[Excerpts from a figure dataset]
┌────────

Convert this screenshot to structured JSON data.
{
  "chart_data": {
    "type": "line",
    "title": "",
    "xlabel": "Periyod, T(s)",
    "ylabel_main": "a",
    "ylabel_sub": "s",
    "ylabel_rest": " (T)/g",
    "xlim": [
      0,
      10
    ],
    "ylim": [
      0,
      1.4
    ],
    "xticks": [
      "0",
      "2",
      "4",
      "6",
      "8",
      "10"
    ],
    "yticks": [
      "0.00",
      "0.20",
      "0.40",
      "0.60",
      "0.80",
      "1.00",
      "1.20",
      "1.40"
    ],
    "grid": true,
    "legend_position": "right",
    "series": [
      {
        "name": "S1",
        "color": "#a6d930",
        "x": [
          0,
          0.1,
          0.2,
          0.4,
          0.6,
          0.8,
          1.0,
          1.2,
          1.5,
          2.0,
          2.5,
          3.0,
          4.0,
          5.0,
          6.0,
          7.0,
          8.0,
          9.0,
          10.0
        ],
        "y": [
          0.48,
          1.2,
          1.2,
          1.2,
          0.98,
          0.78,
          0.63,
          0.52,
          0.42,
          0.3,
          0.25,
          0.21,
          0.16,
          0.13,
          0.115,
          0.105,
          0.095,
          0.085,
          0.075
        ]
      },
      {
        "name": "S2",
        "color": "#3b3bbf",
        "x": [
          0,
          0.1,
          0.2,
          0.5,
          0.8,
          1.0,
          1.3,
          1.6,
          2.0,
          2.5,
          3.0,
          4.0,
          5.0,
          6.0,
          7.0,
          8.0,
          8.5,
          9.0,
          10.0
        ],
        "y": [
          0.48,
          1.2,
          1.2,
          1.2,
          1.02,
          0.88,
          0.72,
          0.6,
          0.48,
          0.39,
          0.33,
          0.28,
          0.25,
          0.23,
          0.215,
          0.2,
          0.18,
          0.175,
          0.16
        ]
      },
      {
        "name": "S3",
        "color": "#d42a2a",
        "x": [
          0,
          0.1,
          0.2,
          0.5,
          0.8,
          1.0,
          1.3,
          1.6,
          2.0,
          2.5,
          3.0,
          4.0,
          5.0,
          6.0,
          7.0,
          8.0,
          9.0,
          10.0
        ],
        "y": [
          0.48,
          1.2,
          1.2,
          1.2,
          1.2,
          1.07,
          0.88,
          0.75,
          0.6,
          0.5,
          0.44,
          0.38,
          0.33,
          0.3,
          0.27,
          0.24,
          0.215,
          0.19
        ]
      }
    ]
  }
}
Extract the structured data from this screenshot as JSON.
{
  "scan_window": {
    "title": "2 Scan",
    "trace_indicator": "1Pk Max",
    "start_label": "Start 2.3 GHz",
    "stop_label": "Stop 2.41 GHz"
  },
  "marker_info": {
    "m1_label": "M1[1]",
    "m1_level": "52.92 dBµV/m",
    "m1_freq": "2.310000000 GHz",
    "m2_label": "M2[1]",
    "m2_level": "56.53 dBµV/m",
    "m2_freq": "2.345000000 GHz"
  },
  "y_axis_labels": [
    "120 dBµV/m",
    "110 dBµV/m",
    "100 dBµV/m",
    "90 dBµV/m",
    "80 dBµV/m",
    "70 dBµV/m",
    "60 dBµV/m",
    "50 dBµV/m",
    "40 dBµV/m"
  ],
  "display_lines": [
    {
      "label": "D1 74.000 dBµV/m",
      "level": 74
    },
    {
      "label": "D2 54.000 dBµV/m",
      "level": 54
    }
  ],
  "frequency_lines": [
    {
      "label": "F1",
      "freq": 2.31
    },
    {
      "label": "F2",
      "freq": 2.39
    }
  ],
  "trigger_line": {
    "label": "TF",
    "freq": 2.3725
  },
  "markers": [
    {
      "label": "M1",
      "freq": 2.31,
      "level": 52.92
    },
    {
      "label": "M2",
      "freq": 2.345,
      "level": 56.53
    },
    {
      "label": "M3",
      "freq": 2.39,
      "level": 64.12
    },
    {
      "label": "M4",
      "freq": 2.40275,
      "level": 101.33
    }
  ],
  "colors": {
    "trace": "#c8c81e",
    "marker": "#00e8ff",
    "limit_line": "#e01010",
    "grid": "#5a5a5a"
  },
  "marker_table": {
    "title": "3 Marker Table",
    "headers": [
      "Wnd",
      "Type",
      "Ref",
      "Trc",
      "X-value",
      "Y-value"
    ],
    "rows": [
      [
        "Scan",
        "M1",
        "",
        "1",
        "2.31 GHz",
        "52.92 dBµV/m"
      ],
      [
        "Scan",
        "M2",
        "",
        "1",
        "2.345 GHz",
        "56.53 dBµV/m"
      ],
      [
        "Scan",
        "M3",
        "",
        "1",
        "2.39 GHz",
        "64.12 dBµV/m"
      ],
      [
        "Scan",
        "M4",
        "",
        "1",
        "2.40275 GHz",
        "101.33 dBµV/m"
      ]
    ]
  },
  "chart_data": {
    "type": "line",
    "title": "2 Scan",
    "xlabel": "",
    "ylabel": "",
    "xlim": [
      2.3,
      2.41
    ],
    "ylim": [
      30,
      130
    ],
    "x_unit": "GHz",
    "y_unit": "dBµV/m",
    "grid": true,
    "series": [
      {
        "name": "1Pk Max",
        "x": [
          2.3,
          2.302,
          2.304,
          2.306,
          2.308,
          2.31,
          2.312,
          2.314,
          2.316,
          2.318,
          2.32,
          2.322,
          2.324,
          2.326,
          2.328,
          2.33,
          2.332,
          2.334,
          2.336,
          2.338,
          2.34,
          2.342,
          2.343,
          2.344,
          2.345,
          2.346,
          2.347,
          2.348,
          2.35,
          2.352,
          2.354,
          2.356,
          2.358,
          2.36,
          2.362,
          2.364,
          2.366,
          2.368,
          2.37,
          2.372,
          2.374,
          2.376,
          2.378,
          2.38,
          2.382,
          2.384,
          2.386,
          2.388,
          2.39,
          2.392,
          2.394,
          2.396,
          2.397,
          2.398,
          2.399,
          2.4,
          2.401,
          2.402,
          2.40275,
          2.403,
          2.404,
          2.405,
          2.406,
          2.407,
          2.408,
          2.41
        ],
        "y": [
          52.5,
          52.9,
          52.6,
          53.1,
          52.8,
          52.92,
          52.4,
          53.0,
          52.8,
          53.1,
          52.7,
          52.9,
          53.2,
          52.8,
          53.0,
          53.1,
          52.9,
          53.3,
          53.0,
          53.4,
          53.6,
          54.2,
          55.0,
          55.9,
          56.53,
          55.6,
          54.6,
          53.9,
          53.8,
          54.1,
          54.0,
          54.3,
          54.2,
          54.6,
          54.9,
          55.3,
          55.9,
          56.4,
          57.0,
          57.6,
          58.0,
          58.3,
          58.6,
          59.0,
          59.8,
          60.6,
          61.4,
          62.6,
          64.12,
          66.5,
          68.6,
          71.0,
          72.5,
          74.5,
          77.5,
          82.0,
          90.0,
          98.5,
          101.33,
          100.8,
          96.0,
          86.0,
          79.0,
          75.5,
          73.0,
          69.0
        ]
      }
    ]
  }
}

└────────

## Objective
Give the entries once more, exactly as they appear.

## Solution for this task
Convert this screenshot to structured JSON data.
{
  "chart_data": {
    "type": "line",
    "title": "",
    "xlabel": "Periyod, T(s)",
    "ylabel_main": "a",
    "ylabel_sub": "s",
    "ylabel_rest": " (T)/g",
    "xlim": [
      0,
      10
    ],
    "ylim": [
      0,
      1.4
    ],
    "xticks": [
      "0",
      "2",
      "4",
      "6",
      "8",
      "10"
    ],
    "yticks": [
      "0.00",
      "0.20",
      "0.40",
      "0.60",
      "0.80",
      "1.00",
      "1.20",
      "1.40"
    ],
    "grid": true,
    "legend_position": "right",
    "series": [
      {
        "name": "S1",
        "color": "#a6d930",
        "x": [
          0,
          0.1,
          0.2,
          0.4,
          0.6,
          0.8,
          1.0,
          1.2,
          1.5,
          2.0,
          2.5,
          3.0,
          4.0,
          5.0,
          6.0,
          7.0,
          8.0,
          9.0,
          10.0
        ],
        "y": [
          0.48,
          1.2,
          1.2,
          1.2,
          0.98,
          0.78,
          0.63,
          0.52,
          0.42,
          0.3,
          0.25,
          0.21,
          0.16,
          0.13,
          0.115,
          0.105,
          0.095,
          0.085,
          0.075
        ]
      },
      {
        "name": "S2",
        "color": "#3b3bbf",
        "x": [
          0,
          0.1,
          0.2,
          0.5,
          0.8,
          1.0,
          1.3,
          1.6,
          2.0,
          2.5,
          3.0,
          4.0,
          5.0,
          6.0,
          7.0,
          8.0,
          8.5,
          9.0,
          10.0
        ],
        "y": [
          0.48,
          1.2,
          1.2,
          1.2,
          1.02,
          0.88,
          0.72,
          0.6,
          0.48,
          0.39,
          0.33,
          0.28,
          0.25,
          0.23,
          0.215,
          0.2,
          0.18,
          0.175,
          0.16
        ]
      },
      {
        "name": "S3",
        "color": "#d42a2a",
        "x": [
          0,
          0.1,
          0.2,
          0.5,
          0.8,
          1.0,
          1.3,
          1.6,
          2.0,
          2.5,
          3.0,
          4.0,
          5.0,
          6.0,
          7.0,
          8.0,
          9.0,
          10.0
        ],
        "y": [
          0.48,
          1.2,
          1.2,
          1.2,
          1.2,
          1.07,
          0.88,
          0.75,
          0.6,
          0.5,
          0.44,
          0.38,
          0.33,
          0.3,
          0.27,
          0.24,
          0.215,
          0.19
        ]
      }
    ]
  }
}
Extract the structured data from this screenshot as JSON.
{
  "scan_window": {
    "title": "2 Scan",
    "trace_indicator": "1Pk Max",
    "start_label": "Start 2.3 GHz",
    "stop_label": "Stop 2.41 GHz"
  },
  "marker_info": {
    "m1_label": "M1[1]",
    "m1_level": "52.92 dBµV/m",
    "m1_freq": "2.310000000 GHz",
    "m2_label": "M2[1]",
    "m2_level": "56.53 dBµV/m",
    "m2_freq": "2.345000000 GHz"
  },
  "y_axis_labels": [
    "120 dBµV/m",
    "110 dBµV/m",
    "100 dBµV/m",
    "90 dBµV/m",
    "80 dBµV/m",
    "70 dBµV/m",
    "60 dBµV/m",
    "50 dBµV/m",
    "40 dBµV/m"
  ],
  "display_lines": [
    {
      "label": "D1 74.000 dBµV/m",
      "level": 74
    },
    {
      "label": "D2 54.000 dBµV/m",
      "level": 54
    }
  ],
  "frequency_lines": [
    {
      "label": "F1",
      "freq": 2.31
    },
    {
      "label": "F2",
      "freq": 2.39
    }
  ],
  "trigger_line": {
    "label": "TF",
    "freq": 2.3725
  },
  "markers": [
    {
      "label": "M1",
      "freq": 2.31,
      "level": 52.92
    },
    {
      "label": "M2",
      "freq": 2.345,
      "level": 56.53
    },
    {
      "label": "M3",
      "freq": 2.39,
      "level": 64.12
    },
    {
      "label": "M4",
      "freq": 2.40275,
      "level": 101.33
    }
  ],
  "colors": {
    "trace": "#c8c81e",
    "marker": "#00e8ff",
    "limit_line": "#e01010",
    "grid": "#5a5a5a"
  },
  "marker_table": {
    "title": "3 Marker Table",
    "headers": [
      "Wnd",
      "Type",
      "Ref",
      "Trc",
      "X-value",
      "Y-value"
    ],
    "rows": [
      [
        "Scan",
        "M1",
        "",
        "1",
        "2.31 GHz",
        "52.92 dBµV/m"
      ],
      [
        "Scan",
        "M2",
        "",
        "1",
        "2.345 GHz",
        "56.53 dBµV/m"
      ],
      [
        "Scan",
        "M3",
        "",
        "1",
        "2.39 GHz",
        "64.12 dBµV/m"
      ],
      [
        "Scan",
        "M4",
        "",
        "1",
        "2.40275 GHz",
        "101.33 dBµV/m"
      ]
    ]
  },
  "chart_data": {
    "type": "line",
    "title": "2 Scan",
    "xlabel": "",
    "ylabel": "",
    "xlim": [
      2.3,
      2.41
    ],
    "ylim": [
      30,
      130
    ],
    "x_unit": "GHz",
    "y_unit": "dBµV/m",
    "grid": true,
    "series": [
      {
        "name": "1Pk Max",
        "x": [
          2.3,
          2.302,
          2.304,
          2.306,
          2.308,
          2.31,
          2.312,
          2.314,
          2.316,
          2.318,
          2.32,
          2.322,
          2.324,
          2.326,
          2.328,
          2.33,
          2.332,
          2.334,
          2.336,
          2.338,
          2.34,
          2.342,
          2.343,
          2.344,
          2.345,
          2.346,
          2.347,
          2.348,
          2.35,
          2.352,
          2.354,
          2.356,
          2.358,
          2.36,
          2.362,
          2.364,
          2.366,
          2.368,
          2.37,
          2.372,
          2.374,
          2.376,
          2.378,
          2.38,
          2.382,
          2.384,
          2.386,
          2.388,
          2.39,
          2.392,
          2.394,
          2.396,
          2.397,
          2.398,
          2.399,
          2.4,
          2.401,
          2.402,
          2.40275,
          2.403,
          2.404,
          2.405,
          2.406,
          2.407,
          2.408,
          2.41
        ],
        "y": [
          52.5,
          52.9,
          52.6,
          53.1,
          52.8,
          52.92,
          52.4,
          53.0,
          52.8,
          53.1,
          52.7,
          52.9,
          53.2,
          52.8,
          53.0,
          53.1,
          52.9,
          53.3,
          53.0,
          53.4,
          53.6,
          54.2,
          55.0,
          55.9,
          56.53,
          55.6,
          54.6,
          53.9,
          53.8,
          54.1,
          54.0,
          54.3,
          54.2,
          54.6,
          54.9,
          55.3,
          55.9,
          56.4,
          57.0,
          57.6,
          58.0,
          58.3,
          58.6,
          59.0,
          59.8,
          60.6,
          61.4,
          62.6,
          64.12,
          66.5,
          68.6,
          71.0,
          72.5,
          74.5,
          77.5,
          82.0,
          90.0,
          98.5,
          101.33,
          100.8,
          96.0,
          86.0,
          79.0,
          75.5,
          73.0,
          69.0
        ]
      }
    ]
  }
}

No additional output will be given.